> WHAT IS NEEDED
Reproduce the material exactly, omitting nothing.

> MATERIAL PROVIDED
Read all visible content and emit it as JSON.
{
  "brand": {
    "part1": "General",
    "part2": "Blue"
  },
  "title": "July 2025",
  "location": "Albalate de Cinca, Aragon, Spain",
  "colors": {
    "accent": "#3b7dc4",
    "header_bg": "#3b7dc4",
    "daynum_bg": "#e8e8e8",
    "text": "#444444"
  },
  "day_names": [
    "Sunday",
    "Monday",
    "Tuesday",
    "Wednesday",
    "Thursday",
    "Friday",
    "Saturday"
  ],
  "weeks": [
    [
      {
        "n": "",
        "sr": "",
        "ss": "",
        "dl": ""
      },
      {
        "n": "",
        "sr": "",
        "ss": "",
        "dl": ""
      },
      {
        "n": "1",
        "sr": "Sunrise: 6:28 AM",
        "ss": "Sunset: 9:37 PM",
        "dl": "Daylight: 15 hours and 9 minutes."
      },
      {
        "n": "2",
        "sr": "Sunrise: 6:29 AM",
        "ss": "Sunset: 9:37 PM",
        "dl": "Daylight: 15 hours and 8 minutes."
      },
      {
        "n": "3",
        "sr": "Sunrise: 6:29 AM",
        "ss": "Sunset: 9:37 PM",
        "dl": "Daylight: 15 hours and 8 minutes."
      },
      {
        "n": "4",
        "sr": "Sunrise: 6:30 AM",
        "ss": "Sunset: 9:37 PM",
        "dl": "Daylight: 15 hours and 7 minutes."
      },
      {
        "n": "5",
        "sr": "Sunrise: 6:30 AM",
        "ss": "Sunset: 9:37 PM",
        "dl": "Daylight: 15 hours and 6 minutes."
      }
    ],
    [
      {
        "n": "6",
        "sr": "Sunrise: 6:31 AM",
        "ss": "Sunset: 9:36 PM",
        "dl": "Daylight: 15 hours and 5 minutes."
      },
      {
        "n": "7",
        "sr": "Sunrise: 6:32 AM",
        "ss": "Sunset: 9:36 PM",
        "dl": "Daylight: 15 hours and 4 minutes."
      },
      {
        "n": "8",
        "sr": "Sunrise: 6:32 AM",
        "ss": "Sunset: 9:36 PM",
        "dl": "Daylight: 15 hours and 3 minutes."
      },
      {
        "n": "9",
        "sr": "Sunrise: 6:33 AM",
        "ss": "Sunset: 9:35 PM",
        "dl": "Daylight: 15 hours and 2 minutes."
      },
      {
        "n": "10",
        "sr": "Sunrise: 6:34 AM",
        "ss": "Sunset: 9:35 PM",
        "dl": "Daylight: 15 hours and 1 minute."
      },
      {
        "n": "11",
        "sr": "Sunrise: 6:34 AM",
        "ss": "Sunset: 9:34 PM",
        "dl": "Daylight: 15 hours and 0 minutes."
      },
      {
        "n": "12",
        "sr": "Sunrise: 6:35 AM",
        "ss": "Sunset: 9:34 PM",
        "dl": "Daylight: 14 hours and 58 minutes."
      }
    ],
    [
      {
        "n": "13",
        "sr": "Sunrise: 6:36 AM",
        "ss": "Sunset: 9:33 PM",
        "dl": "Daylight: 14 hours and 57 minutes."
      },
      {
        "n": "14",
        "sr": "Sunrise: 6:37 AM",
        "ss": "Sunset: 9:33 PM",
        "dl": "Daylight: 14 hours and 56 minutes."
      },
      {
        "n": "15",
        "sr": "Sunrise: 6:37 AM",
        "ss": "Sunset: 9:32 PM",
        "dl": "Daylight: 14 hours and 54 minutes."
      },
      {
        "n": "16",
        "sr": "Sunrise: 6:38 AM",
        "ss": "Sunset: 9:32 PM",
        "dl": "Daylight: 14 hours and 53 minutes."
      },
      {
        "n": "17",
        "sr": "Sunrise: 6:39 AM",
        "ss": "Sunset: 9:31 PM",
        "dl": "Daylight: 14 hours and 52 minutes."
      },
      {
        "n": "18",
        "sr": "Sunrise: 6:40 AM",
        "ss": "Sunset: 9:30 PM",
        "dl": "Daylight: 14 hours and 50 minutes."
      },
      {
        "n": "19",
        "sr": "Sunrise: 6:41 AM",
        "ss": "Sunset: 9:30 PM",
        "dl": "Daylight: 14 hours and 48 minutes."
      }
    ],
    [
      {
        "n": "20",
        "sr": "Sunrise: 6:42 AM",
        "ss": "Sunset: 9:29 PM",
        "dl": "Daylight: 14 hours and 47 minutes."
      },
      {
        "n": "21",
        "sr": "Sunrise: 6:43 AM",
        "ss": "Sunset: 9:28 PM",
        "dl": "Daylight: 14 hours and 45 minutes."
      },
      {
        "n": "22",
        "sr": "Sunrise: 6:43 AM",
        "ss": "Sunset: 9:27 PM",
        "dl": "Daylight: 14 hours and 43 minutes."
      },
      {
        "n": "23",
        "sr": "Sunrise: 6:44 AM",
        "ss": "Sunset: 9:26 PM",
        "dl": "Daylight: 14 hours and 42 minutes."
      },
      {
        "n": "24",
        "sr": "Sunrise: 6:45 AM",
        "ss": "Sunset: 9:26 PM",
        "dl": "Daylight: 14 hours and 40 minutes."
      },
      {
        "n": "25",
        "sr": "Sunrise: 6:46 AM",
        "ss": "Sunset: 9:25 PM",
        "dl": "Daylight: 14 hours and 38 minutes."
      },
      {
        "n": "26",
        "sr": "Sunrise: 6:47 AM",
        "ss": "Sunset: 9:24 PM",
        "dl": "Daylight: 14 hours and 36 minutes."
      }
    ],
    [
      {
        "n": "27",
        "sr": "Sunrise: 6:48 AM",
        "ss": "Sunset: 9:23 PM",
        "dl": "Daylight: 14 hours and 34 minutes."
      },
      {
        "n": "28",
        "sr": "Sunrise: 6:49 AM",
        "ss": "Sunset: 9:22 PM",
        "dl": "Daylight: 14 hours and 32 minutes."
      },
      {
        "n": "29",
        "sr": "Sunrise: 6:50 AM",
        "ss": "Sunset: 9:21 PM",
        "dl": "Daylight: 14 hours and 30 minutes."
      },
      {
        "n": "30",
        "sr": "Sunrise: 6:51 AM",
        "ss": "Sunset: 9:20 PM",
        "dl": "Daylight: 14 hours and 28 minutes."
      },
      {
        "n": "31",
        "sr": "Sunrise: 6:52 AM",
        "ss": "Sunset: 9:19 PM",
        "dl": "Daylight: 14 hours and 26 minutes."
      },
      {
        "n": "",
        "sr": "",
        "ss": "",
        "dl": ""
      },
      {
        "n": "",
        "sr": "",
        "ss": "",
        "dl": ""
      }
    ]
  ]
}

> THE OUTPUT
Read all visible content and emit it as JSON.
{
  "brand": {
    "part1": "General",
    "part2": "Blue"
  },
  "title": "July 2025",
  "location": "Albalate de Cinca, Aragon, Spain",
  "colors": {
    "accent": "#3b7dc4",
    "header_bg": "#3b7dc4",
    "daynum_bg": "#e8e8e8",
    "text": "#444444"
  },
  "day_names": [
    "Sunday",
    "Monday",
    "Tuesday",
    "Wednesday",
    "Thursday",
    "Friday",
    "Saturday"
  ],
  "weeks": [
    [
      {
        "n": "",
        "sr": "",
        "ss": "",
        "dl": ""
      },
      {
        "n": "",
        "sr": "",
        "ss": "",
        "dl": ""
      },
      {
        "n": "1",
        "sr": "Sunrise: 6:28 AM",
        "ss": "Sunset: 9:37 PM",
        "dl": "Daylight: 15 hours and 9 minutes."
      },
      {
        "n": "2",
        "sr": "Sunrise: 6:29 AM",
        "ss": "Sunset: 9:37 PM",
        "dl": "Daylight: 15 hours and 8 minutes."
      },
      {
        "n": "3",
        "sr": "Sunrise: 6:29 AM",
        "ss": "Sunset: 9:37 PM",
        "dl": "Daylight: 15 hours and 8 minutes."
      },
      {
        "n": "4",
        "sr": "Sunrise: 6:30 AM",
        "ss": "Sunset: 9:37 PM",
        "dl": "Daylight: 15 hours and 7 minutes."
      },
      {
        "n": "5",
        "sr": "Sunrise: 6:30 AM",
        "ss": "Sunset: 9:37 PM",
        "dl": "Daylight: 15 hours and 6 minutes."
      }
    ],
    [
      {
        "n": "6",
        "sr": "Sunrise: 6:31 AM",
        "ss": "Sunset: 9:36 PM",
        "dl": "Daylight: 15 hours and 5 minutes."
      },
      {
        "n": "7",
        "sr": "Sunrise: 6:32 AM",
        "ss": "Sunset: 9:36 PM",
        "dl": "Daylight: 15 hours and 4 minutes."
      },
      {
        "n": "8",
        "sr": "Sunrise: 6:32 AM",
        "ss": "Sunset: 9:36 PM",
        "dl": "Daylight: 15 hours and 3 minutes."
      },
      {
        "n": "9",
        "sr": "Sunrise: 6:33 AM",
        "ss": "Sunset: 9:35 PM",
        "dl": "Daylight: 15 hours and 2 minutes."
      },
      {
        "n": "10",
        "sr": "Sunrise: 6:34 AM",
        "ss": "Sunset: 9:35 PM",
        "dl": "Daylight: 15 hours and 1 minute."
      },
      {
        "n": "11",
        "sr": "Sunrise: 6:34 AM",
        "ss": "Sunset: 9:34 PM",
        "dl": "Daylight: 15 hours and 0 minutes."
      },
      {
        "n": "12",
        "sr": "Sunrise: 6:35 AM",
        "ss": "Sunset: 9:34 PM",
        "dl": "Daylight: 14 hours and 58 minutes."
      }
    ],
    [
      {
        "n": "13",
        "sr": "Sunrise: 6:36 AM",
        "ss": "Sunset: 9:33 PM",
        "dl": "Daylight: 14 hours and 57 minutes."
      },
      {
        "n": "14",
        "sr": "Sunrise: 6:37 AM",
        "ss": "Sunset: 9:33 PM",
        "dl": "Daylight: 14 hours and 56 minutes."
      },
      {
        "n": "15",
        "sr": "Sunrise: 6:37 AM",
        "ss": "Sunset: 9:32 PM",
        "dl": "Daylight: 14 hours and 54 minutes."
      },
      {
        "n": "16",
        "sr": "Sunrise: 6:38 AM",
        "ss": "Sunset: 9:32 PM",
        "dl": "Daylight: 14 hours and 53 minutes."
      },
      {
        "n": "17",
        "sr": "Sunrise: 6:39 AM",
        "ss": "Sunset: 9:31 PM",
        "dl": "Daylight: 14 hours and 52 minutes."
      },
      {
        "n": "18",
        "sr": "Sunrise: 6:40 AM",
        "ss": "Sunset: 9:30 PM",
        "dl": "Daylight: 14 hours and 50 minutes."
      },
      {
        "n": "19",
        "sr": "Sunrise: 6:41 AM",
        "ss": "Sunset: 9:30 PM",
        "dl": "Daylight: 14 hours and 48 minutes."
      }
    ],
    [
      {
        "n": "20",
        "sr": "Sunrise: 6:42 AM",
        "ss": "Sunset: 9:29 PM",
        "dl": "Daylight: 14 hours and 47 minutes."
      },
      {
        "n": "21",
        "sr": "Sunrise: 6:43 AM",
        "ss": "Sunset: 9:28 PM",
        "dl": "Daylight: 14 hours and 45 minutes."
      },
      {
        "n": "22",
        "sr": "Sunrise: 6:43 AM",
        "ss": "Sunset: 9:27 PM",
        "dl": "Daylight: 14 hours and 43 minutes."
      },
      {
        "n": "23",
        "sr": "Sunrise: 6:44 AM",
        "ss": "Sunset: 9:26 PM",
        "dl": "Daylight: 14 hours and 42 minutes."
      },
      {
        "n": "24",
        "sr": "Sunrise: 6:45 AM",
        "ss": "Sunset: 9:26 PM",
        "dl": "Daylight: 14 hours and 40 minutes."
      },
      {
        "n": "25",
        "sr": "Sunrise: 6:46 AM",
        "ss": "Sunset: 9:25 PM",
        "dl": "Daylight: 14 hours and 38 minutes."
      },
      {
        "n": "26",
        "sr": "Sunrise: 6:47 AM",
        "ss": "Sunset: 9:24 PM",
        "dl": "Daylight: 14 hours and 36 minutes."
      }
    ],
    [
      {
        "n": "27",
        "sr": "Sunrise: 6:48 AM",
        "ss": "Sunset: 9:23 PM",
        "dl": "Daylight: 14 hours and 34 minutes."
      },
      {
        "n": "28",
        "sr": "Sunrise: 6:49 AM",
        "ss": "Sunset: 9:22 PM",
        "dl": "Daylight: 14 hours and 32 minutes."
      },
      {
        "n": "29",
        "sr": "Sunrise: 6:50 AM",
        "ss": "Sunset: 9:21 PM",
        "dl": "Daylight: 14 hours and 30 minutes."
      },
      {
        "n": "30",
        "sr": "Sunrise: 6:51 AM",
        "ss": "Sunset: 9:20 PM",
        "dl": "Daylight: 14 hours and 28 minutes."
      },
      {
        "n": "31",
        "sr": "Sunrise: 6:52 AM",
        "ss": "Sunset: 9:19 PM",
        "dl": "Daylight: 14 hours and 26 minutes."
      },
      {
        "n": "",
        "sr": "",
        "ss": "",
        "dl": ""
      },
      {
        "n": "",
        "sr": "",
        "ss": "",
        "dl": ""
      }
    ]
  ]
}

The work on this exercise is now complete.